| DIRECTIONS |
Retype all the entries word for word, but omit the pictures.

| DATA ENTRIES |

====================

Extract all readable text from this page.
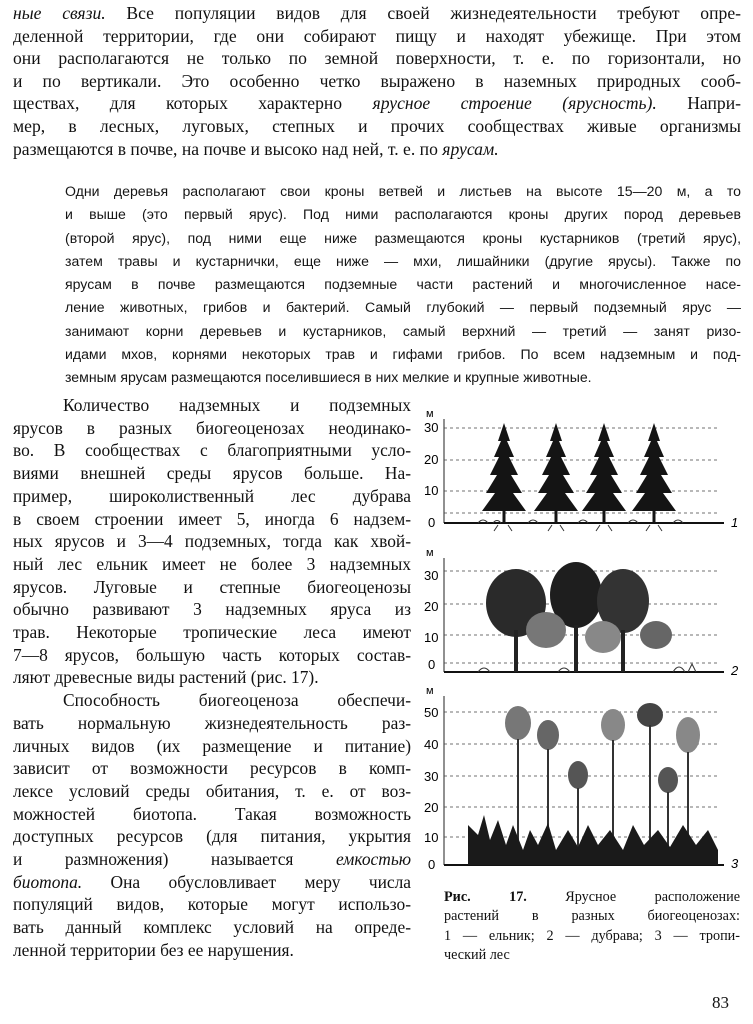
ные связи. Все популяции видов для своей жизнедеятельности требуют опре-
деленной территории, где они собирают пищу и находят убежище. При этом
они располагаются не только по земной поверхности, т. е. по горизонтали, но
и по вертикали. Это особенно четко выражено в наземных природных сооб-
ществах, для которых характерно ярусное строение (ярусность). Напри-
мер, в лесных, луговых, степных и прочих сообществах живые организмы
размещаются в почве, на почве и высоко над ней, т. е. по ярусам.
Одни деревья располагают свои кроны ветвей и листьев на высоте 15—20 м, а то
и выше (это первый ярус). Под ними располагаются кроны других пород деревьев
(второй ярус), под ними еще ниже размещаются кроны кустарников (третий ярус),
затем травы и кустарнички, еще ниже — мхи, лишайники (другие ярусы). Также по
ярусам в почве размещаются подземные части растений и многочисленное насе-
ление животных, грибов и бактерий. Самый глубокий — первый подземный ярус —
занимают корни деревьев и кустарников, самый верхний — третий — занят ризо-
идами мхов, корнями некоторых трав и гифами грибов. По всем надземным и под-
земным ярусам размещаются поселившиеся в них мелкие и крупные животные.
Количество надземных и подземных
ярусов в разных биогеоценозах неодинако-
во. В сообществах с благоприятными усло-
виями внешней среды ярусов больше. На-
пример, широколиственный лес дубрава
в своем строении имеет 5, иногда 6 надзем-
ных ярусов и 3—4 подземных, тогда как хвой-
ный лес ельник имеет не более 3 надземных
ярусов. Луговые и степные биогеоценозы
обычно развивают 3 надземных яруса из
трав. Некоторые тропические леса имеют
7—8 ярусов, большую часть которых состав-
ляют древесные виды растений (рис. 17).
Способность биогеоценоза обеспечи-
вать нормальную жизнедеятельность раз-
личных видов (их размещение и питание)
зависит от возможности ресурсов в комп-
лексе условий среды обитания, т. е. от воз-
можностей биотопа. Такая возможность
доступных ресурсов (для питания, укрытия
и размножения) называется емкостью
биотопа. Она обусловливает меру числа
популяций видов, которые могут использо-
вать данный комплекс условий на опреде-
ленной территории без ее нарушения.
м
30
20
10
0	1
м
30
20
10
0	2
м
50
40
30
20
10
0	3
Рис. 17. Ярусное расположение
растений в разных биогеоценозах:
1 — ельник; 2 — дубрава; 3 — тропи-
ческий лес
83
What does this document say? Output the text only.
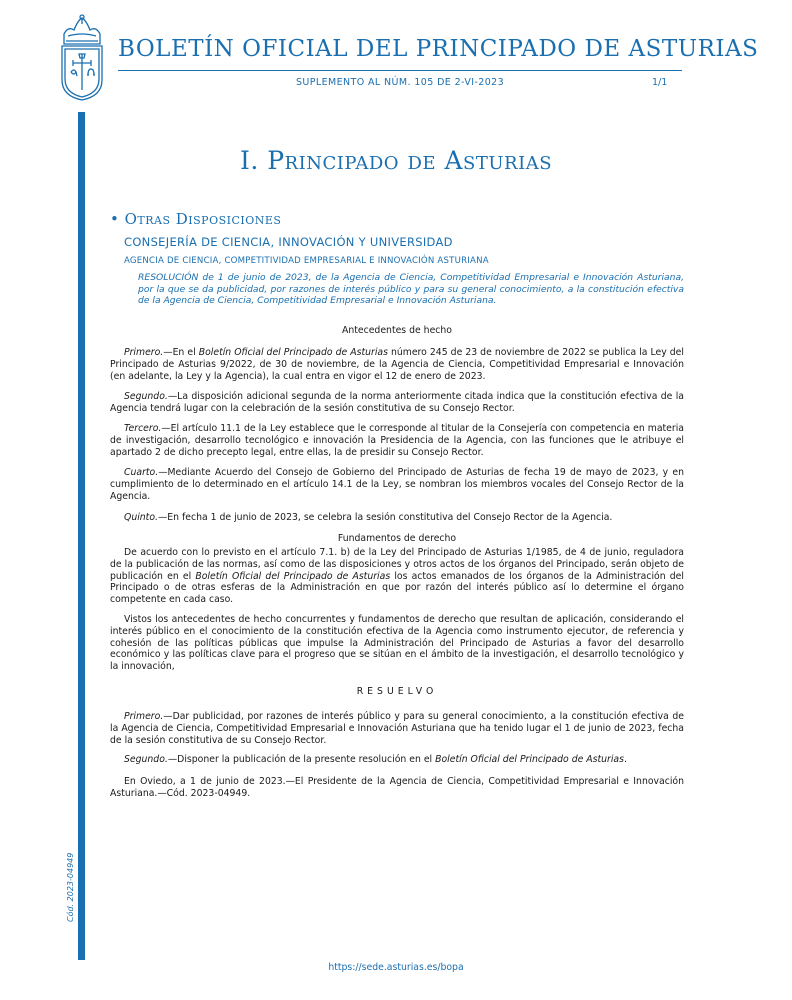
BOLETÍN OFICIAL DEL PRINCIPADO DE ASTURIAS
SUPLEMENTO AL NÚM. 105 DE 2-VI-2023	1/1
Cód. 2023-04949
I. Principado de Asturias
• Otras Disposiciones
CONSEJERÍA DE CIENCIA, INNOVACIÓN Y UNIVERSIDAD
AGENCIA DE CIENCIA, COMPETITIVIDAD EMPRESARIAL E INNOVACIÓN ASTURIANA
RESOLUCIÓN de 1 de junio de 2023, de la Agencia de Ciencia, Competitividad Empresarial e Innovación Asturiana, por la que se da publicidad, por razones de interés público y para su general conocimiento, a la constitución efectiva de la Agencia de Ciencia, Competitividad Empresarial e Innovación Asturiana.
Antecedentes de hecho
Primero.—En el Boletín Oficial del Principado de Asturias número 245 de 23 de noviembre de 2022 se publica la Ley del Principado de Asturias 9/2022, de 30 de noviembre, de la Agencia de Ciencia, Competitividad Empresarial e Innovación (en adelante, la Ley y la Agencia), la cual entra en vigor el 12 de enero de 2023.
Segundo.—La disposición adicional segunda de la norma anteriormente citada indica que la constitución efectiva de la Agencia tendrá lugar con la celebración de la sesión constitutiva de su Consejo Rector.
Tercero.—El artículo 11.1 de la Ley establece que le corresponde al titular de la Consejería con competencia en materia de investigación, desarrollo tecnológico e innovación la Presidencia de la Agencia, con las funciones que le atribuye el apartado 2 de dicho precepto legal, entre ellas, la de presidir su Consejo Rector.
Cuarto.—Mediante Acuerdo del Consejo de Gobierno del Principado de Asturias de fecha 19 de mayo de 2023, y en cumplimiento de lo determinado en el artículo 14.1 de la Ley, se nombran los miembros vocales del Consejo Rector de la Agencia.
Quinto.—En fecha 1 de junio de 2023, se celebra la sesión constitutiva del Consejo Rector de la Agencia.
Fundamentos de derecho
De acuerdo con lo previsto en el artículo 7.1. b) de la Ley del Principado de Asturias 1/1985, de 4 de junio, reguladora de la publicación de las normas, así como de las disposiciones y otros actos de los órganos del Principado, serán objeto de publicación en el Boletín Oficial del Principado de Asturias los actos emanados de los órganos de la Administración del Principado o de otras esferas de la Administración en que por razón del interés público así lo determine el órgano competente en cada caso.
Vistos los antecedentes de hecho concurrentes y fundamentos de derecho que resultan de aplicación, considerando el interés público en el conocimiento de la constitución efectiva de la Agencia como instrumento ejecutor, de referencia y cohesión de las políticas públicas que impulse la Administración del Principado de Asturias a favor del desarrollo económico y las políticas clave para el progreso que se sitúan en el ámbito de la investigación, el desarrollo tecnológico y la innovación,
RESUELVO
Primero.—Dar publicidad, por razones de interés público y para su general conocimiento, a la constitución efectiva de la Agencia de Ciencia, Competitividad Empresarial e Innovación Asturiana que ha tenido lugar el 1 de junio de 2023, fecha de la sesión constitutiva de su Consejo Rector.
Segundo.—Disponer la publicación de la presente resolución en el Boletín Oficial del Principado de Asturias.
En Oviedo, a 1 de junio de 2023.—El Presidente de la Agencia de Ciencia, Competitividad Empresarial e Innovación Asturiana.—Cód. 2023-04949.
https://sede.asturias.es/bopa
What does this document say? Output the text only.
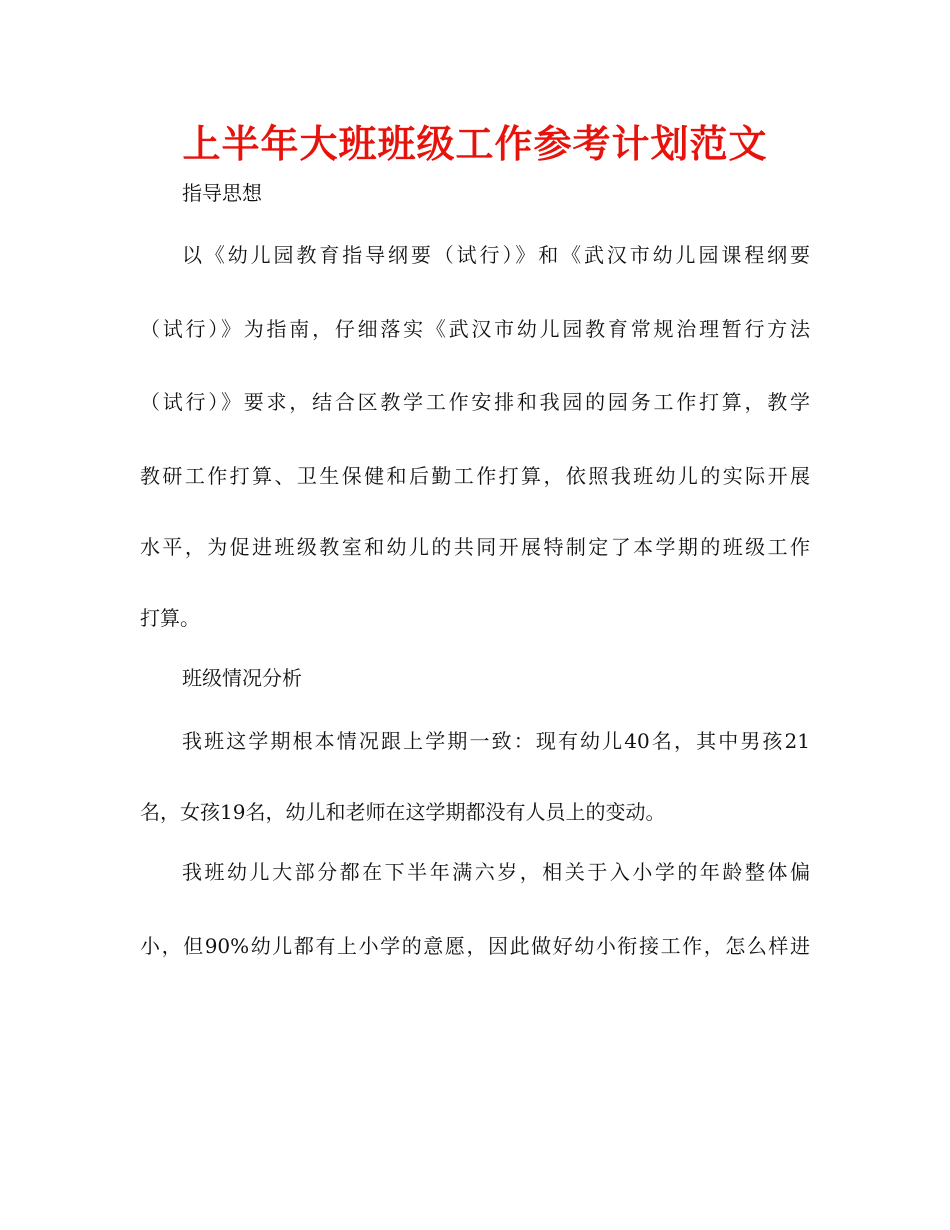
上半年大班班级工作参考计划范文
指导思想
以《幼儿园教育指导纲要（试行）》和《武汉市幼儿园课程纲要
（试行）》为指南，仔细落实《武汉市幼儿园教育常规治理暂行方法
（试行）》要求，结合区教学工作安排和我园的园务工作打算，教学
教研工作打算、卫生保健和后勤工作打算，依照我班幼儿的实际开展
水平，为促进班级教室和幼儿的共同开展特制定了本学期的班级工作
打算。
班级情况分析
我班这学期根本情况跟上学期一致：现有幼儿40名，其中男孩21
名，女孩19名，幼儿和老师在这学期都没有人员上的变动。
我班幼儿大部分都在下半年满六岁，相关于入小学的年龄整体偏
小，但90%幼儿都有上小学的意愿，因此做好幼小衔接工作，怎么样进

====================

| RESPONSE TO THE EXERCISE |
Extract all readable text from this page.
ные связи. Все популяции видов для своей жизнедеятельности требуют опре-
деленной территории, где они собирают пищу и находят убежище. При этом
они располагаются не только по земной поверхности, т. е. по горизонтали, но
и по вертикали. Это особенно четко выражено в наземных природных сооб-
ществах, для которых характерно ярусное строение (ярусность). Напри-
мер, в лесных, луговых, степных и прочих сообществах живые организмы
размещаются в почве, на почве и высоко над ней, т. е. по ярусам.
Одни деревья располагают свои кроны ветвей и листьев на высоте 15—20 м, а то
и выше (это первый ярус). Под ними располагаются кроны других пород деревьев
(второй ярус), под ними еще ниже размещаются кроны кустарников (третий ярус),
затем травы и кустарнички, еще ниже — мхи, лишайники (другие ярусы). Также по
ярусам в почве размещаются подземные части растений и многочисленное насе-
ление животных, грибов и бактерий. Самый глубокий — первый подземный ярус —
занимают корни деревьев и кустарников, самый верхний — третий — занят ризо-
идами мхов, корнями некоторых трав и гифами грибов. По всем надземным и под-
земным ярусам размещаются поселившиеся в них мелкие и крупные животные.
Количество надземных и подземных
ярусов в разных биогеоценозах неодинако-
во. В сообществах с благоприятными усло-
виями внешней среды ярусов больше. На-
пример, широколиственный лес дубрава
в своем строении имеет 5, иногда 6 надзем-
ных ярусов и 3—4 подземных, тогда как хвой-
ный лес ельник имеет не более 3 надземных
ярусов. Луговые и степные биогеоценозы
обычно развивают 3 надземных яруса из
трав. Некоторые тропические леса имеют
7—8 ярусов, большую часть которых состав-
ляют древесные виды растений (рис. 17).
Способность биогеоценоза обеспечи-
вать нормальную жизнедеятельность раз-
личных видов (их размещение и питание)
зависит от возможности ресурсов в комп-
лексе условий среды обитания, т. е. от воз-
можностей биотопа. Такая возможность
доступных ресурсов (для питания, укрытия
и размножения) называется емкостью
биотопа. Она обусловливает меру числа
популяций видов, которые могут использо-
вать данный комплекс условий на опреде-
ленной территории без ее нарушения.
м
30
20
10
0	1
м
30
20
10
0	2
м
50
40
30
20
10
0	3
Рис. 17. Ярусное расположение
растений в разных биогеоценозах:
1 — ельник; 2 — дубрава; 3 — тропи-
ческий лес
83
What does this document say? Output the text only.
BOLETÍN OFICIAL DEL PRINCIPADO DE ASTURIAS
SUPLEMENTO AL NÚM. 105 DE 2-VI-2023	1/1
Cód. 2023-04949
I. Principado de Asturias
• Otras Disposiciones
CONSEJERÍA DE CIENCIA, INNOVACIÓN Y UNIVERSIDAD
AGENCIA DE CIENCIA, COMPETITIVIDAD EMPRESARIAL E INNOVACIÓN ASTURIANA
RESOLUCIÓN de 1 de junio de 2023, de la Agencia de Ciencia, Competitividad Empresarial e Innovación Asturiana, por la que se da publicidad, por razones de interés público y para su general conocimiento, a la constitución efectiva de la Agencia de Ciencia, Competitividad Empresarial e Innovación Asturiana.
Antecedentes de hecho
Primero.—En el Boletín Oficial del Principado de Asturias número 245 de 23 de noviembre de 2022 se publica la Ley del Principado de Asturias 9/2022, de 30 de noviembre, de la Agencia de Ciencia, Competitividad Empresarial e Innovación (en adelante, la Ley y la Agencia), la cual entra en vigor el 12 de enero de 2023.
Segundo.—La disposición adicional segunda de la norma anteriormente citada indica que la constitución efectiva de la Agencia tendrá lugar con la celebración de la sesión constitutiva de su Consejo Rector.
Tercero.—El artículo 11.1 de la Ley establece que le corresponde al titular de la Consejería con competencia en materia de investigación, desarrollo tecnológico e innovación la Presidencia de la Agencia, con las funciones que le atribuye el apartado 2 de dicho precepto legal, entre ellas, la de presidir su Consejo Rector.
Cuarto.—Mediante Acuerdo del Consejo de Gobierno del Principado de Asturias de fecha 19 de mayo de 2023, y en cumplimiento de lo determinado en el artículo 14.1 de la Ley, se nombran los miembros vocales del Consejo Rector de la Agencia.
Quinto.—En fecha 1 de junio de 2023, se celebra la sesión constitutiva del Consejo Rector de la Agencia.
Fundamentos de derecho
De acuerdo con lo previsto en el artículo 7.1. b) de la Ley del Principado de Asturias 1/1985, de 4 de junio, reguladora de la publicación de las normas, así como de las disposiciones y otros actos de los órganos del Principado, serán objeto de publicación en el Boletín Oficial del Principado de Asturias los actos emanados de los órganos de la Administración del Principado o de otras esferas de la Administración en que por razón del interés público así lo determine el órgano competente en cada caso.
Vistos los antecedentes de hecho concurrentes y fundamentos de derecho que resultan de aplicación, considerando el interés público en el conocimiento de la constitución efectiva de la Agencia como instrumento ejecutor, de referencia y cohesión de las políticas públicas que impulse la Administración del Principado de Asturias a favor del desarrollo económico y las políticas clave para el progreso que se sitúan en el ámbito de la investigación, el desarrollo tecnológico y la innovación,
RESUELVO
Primero.—Dar publicidad, por razones de interés público y para su general conocimiento, a la constitución efectiva de la Agencia de Ciencia, Competitividad Empresarial e Innovación Asturiana que ha tenido lugar el 1 de junio de 2023, fecha de la sesión constitutiva de su Consejo Rector.
Segundo.—Disponer la publicación de la presente resolución en el Boletín Oficial del Principado de Asturias.
En Oviedo, a 1 de junio de 2023.—El Presidente de la Agencia de Ciencia, Competitividad Empresarial e Innovación Asturiana.—Cód. 2023-04949.
https://sede.asturias.es/bopa
What does this document say? Output the text only.
上半年大班班级工作参考计划范文
指导思想
以《幼儿园教育指导纲要（试行）》和《武汉市幼儿园课程纲要
（试行）》为指南，仔细落实《武汉市幼儿园教育常规治理暂行方法
（试行）》要求，结合区教学工作安排和我园的园务工作打算，教学
教研工作打算、卫生保健和后勤工作打算，依照我班幼儿的实际开展
水平，为促进班级教室和幼儿的共同开展特制定了本学期的班级工作
打算。
班级情况分析
我班这学期根本情况跟上学期一致：现有幼儿40名，其中男孩21
名，女孩19名，幼儿和老师在这学期都没有人员上的变动。
我班幼儿大部分都在下半年满六岁，相关于入小学的年龄整体偏
小，但90%幼儿都有上小学的意愿，因此做好幼小衔接工作，怎么样进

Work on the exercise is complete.